-- START OF Extracted entries --

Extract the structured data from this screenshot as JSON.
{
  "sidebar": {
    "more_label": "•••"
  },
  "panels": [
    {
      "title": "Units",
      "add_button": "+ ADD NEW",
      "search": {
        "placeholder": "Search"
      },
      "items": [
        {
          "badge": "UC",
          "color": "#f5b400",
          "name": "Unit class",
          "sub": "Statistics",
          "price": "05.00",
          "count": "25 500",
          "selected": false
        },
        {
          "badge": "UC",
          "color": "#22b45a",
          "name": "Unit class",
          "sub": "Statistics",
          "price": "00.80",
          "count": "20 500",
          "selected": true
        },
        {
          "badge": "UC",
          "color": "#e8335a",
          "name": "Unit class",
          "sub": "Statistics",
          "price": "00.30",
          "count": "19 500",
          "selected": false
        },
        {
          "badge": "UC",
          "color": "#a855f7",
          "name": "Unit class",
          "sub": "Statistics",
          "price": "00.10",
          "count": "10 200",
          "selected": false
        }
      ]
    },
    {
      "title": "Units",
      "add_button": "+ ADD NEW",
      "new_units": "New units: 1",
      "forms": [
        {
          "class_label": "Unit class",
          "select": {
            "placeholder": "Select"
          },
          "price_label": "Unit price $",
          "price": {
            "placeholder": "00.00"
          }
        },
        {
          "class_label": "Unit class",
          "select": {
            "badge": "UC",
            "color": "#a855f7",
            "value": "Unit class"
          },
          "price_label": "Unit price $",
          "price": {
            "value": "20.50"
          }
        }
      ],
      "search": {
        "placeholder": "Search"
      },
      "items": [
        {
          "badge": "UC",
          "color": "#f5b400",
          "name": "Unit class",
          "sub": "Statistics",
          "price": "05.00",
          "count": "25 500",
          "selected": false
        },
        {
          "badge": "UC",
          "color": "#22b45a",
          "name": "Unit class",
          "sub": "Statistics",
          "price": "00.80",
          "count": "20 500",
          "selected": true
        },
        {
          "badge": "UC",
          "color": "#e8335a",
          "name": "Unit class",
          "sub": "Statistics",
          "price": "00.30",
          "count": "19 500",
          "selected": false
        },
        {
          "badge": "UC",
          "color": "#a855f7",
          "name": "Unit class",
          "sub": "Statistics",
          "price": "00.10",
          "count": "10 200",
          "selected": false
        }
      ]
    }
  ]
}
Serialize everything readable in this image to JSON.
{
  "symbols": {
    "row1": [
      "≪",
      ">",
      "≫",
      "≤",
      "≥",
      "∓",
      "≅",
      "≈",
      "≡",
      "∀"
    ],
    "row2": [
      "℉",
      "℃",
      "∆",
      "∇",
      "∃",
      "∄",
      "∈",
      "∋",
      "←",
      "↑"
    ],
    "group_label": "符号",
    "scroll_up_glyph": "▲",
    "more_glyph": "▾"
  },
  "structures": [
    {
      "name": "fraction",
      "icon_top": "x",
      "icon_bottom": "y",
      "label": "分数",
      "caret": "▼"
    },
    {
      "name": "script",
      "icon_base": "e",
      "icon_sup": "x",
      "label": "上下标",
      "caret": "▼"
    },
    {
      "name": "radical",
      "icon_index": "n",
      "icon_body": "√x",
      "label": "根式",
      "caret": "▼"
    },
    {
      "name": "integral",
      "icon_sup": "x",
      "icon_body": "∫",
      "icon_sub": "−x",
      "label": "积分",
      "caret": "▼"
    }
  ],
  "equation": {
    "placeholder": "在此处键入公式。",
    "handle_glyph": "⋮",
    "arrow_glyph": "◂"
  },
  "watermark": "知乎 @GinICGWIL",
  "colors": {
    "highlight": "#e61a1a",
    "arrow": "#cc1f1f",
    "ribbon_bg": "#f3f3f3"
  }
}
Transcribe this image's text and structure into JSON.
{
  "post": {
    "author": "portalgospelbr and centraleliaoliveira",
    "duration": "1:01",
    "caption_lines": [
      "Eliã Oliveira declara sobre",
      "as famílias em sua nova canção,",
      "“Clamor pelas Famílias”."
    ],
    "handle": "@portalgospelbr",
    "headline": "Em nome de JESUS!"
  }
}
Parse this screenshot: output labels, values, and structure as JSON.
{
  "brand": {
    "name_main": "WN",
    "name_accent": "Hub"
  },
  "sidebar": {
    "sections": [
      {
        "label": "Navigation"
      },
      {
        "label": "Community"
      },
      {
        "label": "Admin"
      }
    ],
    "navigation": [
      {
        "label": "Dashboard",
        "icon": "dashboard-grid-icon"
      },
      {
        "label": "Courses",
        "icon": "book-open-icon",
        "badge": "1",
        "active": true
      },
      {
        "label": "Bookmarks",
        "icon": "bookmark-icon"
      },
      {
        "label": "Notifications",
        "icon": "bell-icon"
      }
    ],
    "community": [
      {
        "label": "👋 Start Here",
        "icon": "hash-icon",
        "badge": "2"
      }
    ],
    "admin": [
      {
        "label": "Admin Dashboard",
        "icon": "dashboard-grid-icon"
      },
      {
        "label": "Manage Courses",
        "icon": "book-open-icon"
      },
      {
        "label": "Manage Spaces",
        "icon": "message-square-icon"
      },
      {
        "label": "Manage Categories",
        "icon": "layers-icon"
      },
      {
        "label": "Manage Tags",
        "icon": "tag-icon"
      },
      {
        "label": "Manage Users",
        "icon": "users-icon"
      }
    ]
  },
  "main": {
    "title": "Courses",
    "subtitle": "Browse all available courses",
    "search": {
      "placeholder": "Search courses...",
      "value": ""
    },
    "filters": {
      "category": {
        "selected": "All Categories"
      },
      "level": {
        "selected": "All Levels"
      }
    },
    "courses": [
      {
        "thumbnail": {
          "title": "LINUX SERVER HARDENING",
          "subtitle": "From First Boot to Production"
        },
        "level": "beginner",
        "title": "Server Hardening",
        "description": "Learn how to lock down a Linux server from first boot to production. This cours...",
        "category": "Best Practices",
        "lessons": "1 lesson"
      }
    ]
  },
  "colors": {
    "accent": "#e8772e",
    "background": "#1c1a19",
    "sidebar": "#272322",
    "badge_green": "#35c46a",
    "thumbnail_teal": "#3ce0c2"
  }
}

-- END OF Extracted entries --

Task to carry out:
Take the listing above and set it down exactly.

Solution for this task:
Extract the structured data from this screenshot as JSON.
{
  "sidebar": {
    "more_label": "•••"
  },
  "panels": [
    {
      "title": "Units",
      "add_button": "+ ADD NEW",
      "search": {
        "placeholder": "Search"
      },
      "items": [
        {
          "badge": "UC",
          "color": "#f5b400",
          "name": "Unit class",
          "sub": "Statistics",
          "price": "05.00",
          "count": "25 500",
          "selected": false
        },
        {
          "badge": "UC",
          "color": "#22b45a",
          "name": "Unit class",
          "sub": "Statistics",
          "price": "00.80",
          "count": "20 500",
          "selected": true
        },
        {
          "badge": "UC",
          "color": "#e8335a",
          "name": "Unit class",
          "sub": "Statistics",
          "price": "00.30",
          "count": "19 500",
          "selected": false
        },
        {
          "badge": "UC",
          "color": "#a855f7",
          "name": "Unit class",
          "sub": "Statistics",
          "price": "00.10",
          "count": "10 200",
          "selected": false
        }
      ]
    },
    {
      "title": "Units",
      "add_button": "+ ADD NEW",
      "new_units": "New units: 1",
      "forms": [
        {
          "class_label": "Unit class",
          "select": {
            "placeholder": "Select"
          },
          "price_label": "Unit price $",
          "price": {
            "placeholder": "00.00"
          }
        },
        {
          "class_label": "Unit class",
          "select": {
            "badge": "UC",
            "color": "#a855f7",
            "value": "Unit class"
          },
          "price_label": "Unit price $",
          "price": {
            "value": "20.50"
          }
        }
      ],
      "search": {
        "placeholder": "Search"
      },
      "items": [
        {
          "badge": "UC",
          "color": "#f5b400",
          "name": "Unit class",
          "sub": "Statistics",
          "price": "05.00",
          "count": "25 500",
          "selected": false
        },
        {
          "badge": "UC",
          "color": "#22b45a",
          "name": "Unit class",
          "sub": "Statistics",
          "price": "00.80",
          "count": "20 500",
          "selected": true
        },
        {
          "badge": "UC",
          "color": "#e8335a",
          "name": "Unit class",
          "sub": "Statistics",
          "price": "00.30",
          "count": "19 500",
          "selected": false
        },
        {
          "badge": "UC",
          "color": "#a855f7",
          "name": "Unit class",
          "sub": "Statistics",
          "price": "00.10",
          "count": "10 200",
          "selected": false
        }
      ]
    }
  ]
}
Serialize everything readable in this image to JSON.
{
  "symbols": {
    "row1": [
      "≪",
      ">",
      "≫",
      "≤",
      "≥",
      "∓",
      "≅",
      "≈",
      "≡",
      "∀"
    ],
    "row2": [
      "℉",
      "℃",
      "∆",
      "∇",
      "∃",
      "∄",
      "∈",
      "∋",
      "←",
      "↑"
    ],
    "group_label": "符号",
    "scroll_up_glyph": "▲",
    "more_glyph": "▾"
  },
  "structures": [
    {
      "name": "fraction",
      "icon_top": "x",
      "icon_bottom": "y",
      "label": "分数",
      "caret": "▼"
    },
    {
      "name": "script",
      "icon_base": "e",
      "icon_sup": "x",
      "label": "上下标",
      "caret": "▼"
    },
    {
      "name": "radical",
      "icon_index": "n",
      "icon_body": "√x",
      "label": "根式",
      "caret": "▼"
    },
    {
      "name": "integral",
      "icon_sup": "x",
      "icon_body": "∫",
      "icon_sub": "−x",
      "label": "积分",
      "caret": "▼"
    }
  ],
  "equation": {
    "placeholder": "在此处键入公式。",
    "handle_glyph": "⋮",
    "arrow_glyph": "◂"
  },
  "watermark": "知乎 @GinICGWIL",
  "colors": {
    "highlight": "#e61a1a",
    "arrow": "#cc1f1f",
    "ribbon_bg": "#f3f3f3"
  }
}
Transcribe this image's text and structure into JSON.
{
  "post": {
    "author": "portalgospelbr and centraleliaoliveira",
    "duration": "1:01",
    "caption_lines": [
      "Eliã Oliveira declara sobre",
      "as famílias em sua nova canção,",
      "“Clamor pelas Famílias”."
    ],
    "handle": "@portalgospelbr",
    "headline": "Em nome de JESUS!"
  }
}
Parse this screenshot: output labels, values, and structure as JSON.
{
  "brand": {
    "name_main": "WN",
    "name_accent": "Hub"
  },
  "sidebar": {
    "sections": [
      {
        "label": "Navigation"
      },
      {
        "label": "Community"
      },
      {
        "label": "Admin"
      }
    ],
    "navigation": [
      {
        "label": "Dashboard",
        "icon": "dashboard-grid-icon"
      },
      {
        "label": "Courses",
        "icon": "book-open-icon",
        "badge": "1",
        "active": true
      },
      {
        "label": "Bookmarks",
        "icon": "bookmark-icon"
      },
      {
        "label": "Notifications",
        "icon": "bell-icon"
      }
    ],
    "community": [
      {
        "label": "👋 Start Here",
        "icon": "hash-icon",
        "badge": "2"
      }
    ],
    "admin": [
      {
        "label": "Admin Dashboard",
        "icon": "dashboard-grid-icon"
      },
      {
        "label": "Manage Courses",
        "icon": "book-open-icon"
      },
      {
        "label": "Manage Spaces",
        "icon": "message-square-icon"
      },
      {
        "label": "Manage Categories",
        "icon": "layers-icon"
      },
      {
        "label": "Manage Tags",
        "icon": "tag-icon"
      },
      {
        "label": "Manage Users",
        "icon": "users-icon"
      }
    ]
  },
  "main": {
    "title": "Courses",
    "subtitle": "Browse all available courses",
    "search": {
      "placeholder": "Search courses...",
      "value": ""
    },
    "filters": {
      "category": {
        "selected": "All Categories"
      },
      "level": {
        "selected": "All Levels"
      }
    },
    "courses": [
      {
        "thumbnail": {
          "title": "LINUX SERVER HARDENING",
          "subtitle": "From First Boot to Production"
        },
        "level": "beginner",
        "title": "Server Hardening",
        "description": "Learn how to lock down a Linux server from first boot to production. This cours...",
        "category": "Best Practices",
        "lessons": "1 lesson"
      }
    ]
  },
  "colors": {
    "accent": "#e8772e",
    "background": "#1c1a19",
    "sidebar": "#272322",
    "badge_green": "#35c46a",
    "thumbnail_teal": "#3ce0c2"
  }
}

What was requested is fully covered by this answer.